- **Short exercise**
Copy out each line in the material below that has the word "контрагентов".

- **Records provided**
►
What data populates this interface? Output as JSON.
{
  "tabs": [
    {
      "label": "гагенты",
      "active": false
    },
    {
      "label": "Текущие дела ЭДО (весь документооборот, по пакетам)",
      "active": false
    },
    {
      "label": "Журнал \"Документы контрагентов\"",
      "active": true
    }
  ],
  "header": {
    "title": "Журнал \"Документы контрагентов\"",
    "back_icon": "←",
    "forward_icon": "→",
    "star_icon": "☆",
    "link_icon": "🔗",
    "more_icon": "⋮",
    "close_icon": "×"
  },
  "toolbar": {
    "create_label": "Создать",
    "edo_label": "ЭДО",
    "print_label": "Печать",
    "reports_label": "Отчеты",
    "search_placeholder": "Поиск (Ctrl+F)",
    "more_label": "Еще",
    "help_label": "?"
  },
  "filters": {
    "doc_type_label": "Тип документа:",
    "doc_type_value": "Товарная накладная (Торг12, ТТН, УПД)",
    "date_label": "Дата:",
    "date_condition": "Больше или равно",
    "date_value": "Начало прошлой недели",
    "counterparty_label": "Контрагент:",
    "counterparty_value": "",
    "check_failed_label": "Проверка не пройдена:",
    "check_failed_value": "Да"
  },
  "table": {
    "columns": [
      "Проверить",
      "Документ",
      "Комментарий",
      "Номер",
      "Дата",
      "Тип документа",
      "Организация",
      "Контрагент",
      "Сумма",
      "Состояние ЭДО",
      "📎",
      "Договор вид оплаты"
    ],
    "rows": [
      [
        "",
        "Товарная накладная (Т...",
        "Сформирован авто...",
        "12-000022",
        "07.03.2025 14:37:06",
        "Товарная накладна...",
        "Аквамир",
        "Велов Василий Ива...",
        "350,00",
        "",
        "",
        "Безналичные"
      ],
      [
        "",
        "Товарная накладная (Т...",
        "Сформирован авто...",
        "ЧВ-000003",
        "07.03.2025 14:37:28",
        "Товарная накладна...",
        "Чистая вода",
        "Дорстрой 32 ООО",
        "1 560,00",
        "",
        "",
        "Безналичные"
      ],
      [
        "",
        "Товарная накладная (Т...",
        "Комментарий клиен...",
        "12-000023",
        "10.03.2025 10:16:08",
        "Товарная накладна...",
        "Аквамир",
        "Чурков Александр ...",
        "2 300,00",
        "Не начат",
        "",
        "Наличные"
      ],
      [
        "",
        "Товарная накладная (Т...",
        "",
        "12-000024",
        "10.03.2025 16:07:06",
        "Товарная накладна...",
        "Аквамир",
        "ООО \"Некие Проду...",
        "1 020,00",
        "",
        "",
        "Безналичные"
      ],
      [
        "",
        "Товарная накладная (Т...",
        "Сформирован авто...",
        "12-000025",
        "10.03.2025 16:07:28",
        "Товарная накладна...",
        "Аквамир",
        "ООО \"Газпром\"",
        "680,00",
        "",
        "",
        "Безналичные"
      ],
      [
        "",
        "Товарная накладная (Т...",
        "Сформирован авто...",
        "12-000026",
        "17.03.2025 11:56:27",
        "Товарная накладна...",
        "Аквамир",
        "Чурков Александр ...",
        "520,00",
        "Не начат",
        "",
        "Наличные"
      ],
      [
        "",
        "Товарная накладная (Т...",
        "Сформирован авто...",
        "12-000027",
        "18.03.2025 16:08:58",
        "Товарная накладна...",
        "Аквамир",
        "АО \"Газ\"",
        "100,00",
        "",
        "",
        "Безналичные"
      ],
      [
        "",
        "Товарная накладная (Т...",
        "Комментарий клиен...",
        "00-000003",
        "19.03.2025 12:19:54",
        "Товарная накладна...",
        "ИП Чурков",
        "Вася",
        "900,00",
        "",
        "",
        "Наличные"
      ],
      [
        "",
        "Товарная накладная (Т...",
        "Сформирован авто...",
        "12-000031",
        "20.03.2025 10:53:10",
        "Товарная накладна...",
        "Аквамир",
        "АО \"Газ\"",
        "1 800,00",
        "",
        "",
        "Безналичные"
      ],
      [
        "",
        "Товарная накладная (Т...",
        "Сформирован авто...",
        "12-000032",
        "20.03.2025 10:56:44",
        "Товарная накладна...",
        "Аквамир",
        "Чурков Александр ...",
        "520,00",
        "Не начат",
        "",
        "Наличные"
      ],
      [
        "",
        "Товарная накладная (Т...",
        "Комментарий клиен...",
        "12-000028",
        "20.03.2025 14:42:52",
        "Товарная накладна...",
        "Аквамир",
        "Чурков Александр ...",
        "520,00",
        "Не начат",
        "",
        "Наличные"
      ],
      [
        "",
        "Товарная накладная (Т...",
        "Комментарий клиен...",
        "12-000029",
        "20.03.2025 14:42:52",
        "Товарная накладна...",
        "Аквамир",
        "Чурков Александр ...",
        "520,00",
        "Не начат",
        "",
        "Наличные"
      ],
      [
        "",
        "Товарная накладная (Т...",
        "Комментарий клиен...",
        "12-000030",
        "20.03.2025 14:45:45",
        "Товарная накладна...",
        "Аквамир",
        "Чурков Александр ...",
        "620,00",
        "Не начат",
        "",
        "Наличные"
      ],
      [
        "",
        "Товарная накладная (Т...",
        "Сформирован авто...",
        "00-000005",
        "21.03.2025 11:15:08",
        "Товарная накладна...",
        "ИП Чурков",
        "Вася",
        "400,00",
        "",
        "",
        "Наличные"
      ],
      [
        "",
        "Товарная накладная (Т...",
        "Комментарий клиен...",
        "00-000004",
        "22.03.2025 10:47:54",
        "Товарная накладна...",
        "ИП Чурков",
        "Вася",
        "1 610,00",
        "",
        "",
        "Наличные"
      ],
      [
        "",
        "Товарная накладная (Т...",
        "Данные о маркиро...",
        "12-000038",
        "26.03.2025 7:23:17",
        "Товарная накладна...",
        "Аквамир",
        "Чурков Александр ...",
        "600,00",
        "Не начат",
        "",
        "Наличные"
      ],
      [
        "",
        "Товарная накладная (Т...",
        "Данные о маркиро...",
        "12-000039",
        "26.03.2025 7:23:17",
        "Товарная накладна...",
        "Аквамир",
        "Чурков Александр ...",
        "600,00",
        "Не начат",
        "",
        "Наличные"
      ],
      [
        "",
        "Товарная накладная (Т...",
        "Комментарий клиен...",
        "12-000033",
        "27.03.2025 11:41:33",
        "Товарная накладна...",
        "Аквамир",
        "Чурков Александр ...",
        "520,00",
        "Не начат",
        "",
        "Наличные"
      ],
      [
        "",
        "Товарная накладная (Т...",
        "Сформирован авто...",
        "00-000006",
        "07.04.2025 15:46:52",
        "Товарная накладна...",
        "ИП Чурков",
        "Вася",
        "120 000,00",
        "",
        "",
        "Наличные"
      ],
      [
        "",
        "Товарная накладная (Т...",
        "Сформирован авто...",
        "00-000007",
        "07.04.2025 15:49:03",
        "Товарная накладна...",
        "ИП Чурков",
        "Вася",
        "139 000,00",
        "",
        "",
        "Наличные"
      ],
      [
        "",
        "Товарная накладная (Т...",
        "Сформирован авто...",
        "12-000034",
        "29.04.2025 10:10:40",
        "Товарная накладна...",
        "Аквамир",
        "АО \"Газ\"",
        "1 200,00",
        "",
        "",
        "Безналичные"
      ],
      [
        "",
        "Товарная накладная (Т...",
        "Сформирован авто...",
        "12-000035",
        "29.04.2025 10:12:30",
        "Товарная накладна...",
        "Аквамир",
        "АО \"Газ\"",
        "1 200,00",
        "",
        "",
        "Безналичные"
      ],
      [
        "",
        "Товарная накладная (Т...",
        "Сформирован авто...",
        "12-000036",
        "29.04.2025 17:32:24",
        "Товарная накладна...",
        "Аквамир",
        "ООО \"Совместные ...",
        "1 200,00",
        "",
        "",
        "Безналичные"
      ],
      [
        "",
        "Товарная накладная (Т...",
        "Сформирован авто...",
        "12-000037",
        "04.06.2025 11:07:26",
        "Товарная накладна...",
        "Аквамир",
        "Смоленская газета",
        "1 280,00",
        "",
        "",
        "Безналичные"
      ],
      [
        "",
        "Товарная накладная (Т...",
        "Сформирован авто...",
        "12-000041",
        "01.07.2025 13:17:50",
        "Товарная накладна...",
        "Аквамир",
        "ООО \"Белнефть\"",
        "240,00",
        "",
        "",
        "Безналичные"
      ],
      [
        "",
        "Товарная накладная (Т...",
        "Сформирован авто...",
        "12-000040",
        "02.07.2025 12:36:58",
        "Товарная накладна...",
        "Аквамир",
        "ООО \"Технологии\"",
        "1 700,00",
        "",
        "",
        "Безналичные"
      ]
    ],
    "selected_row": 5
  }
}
◄
- **Output below**
      "label": "Журнал \"Документы контрагентов\"",
    "title": "Журнал \"Документы контрагентов\"",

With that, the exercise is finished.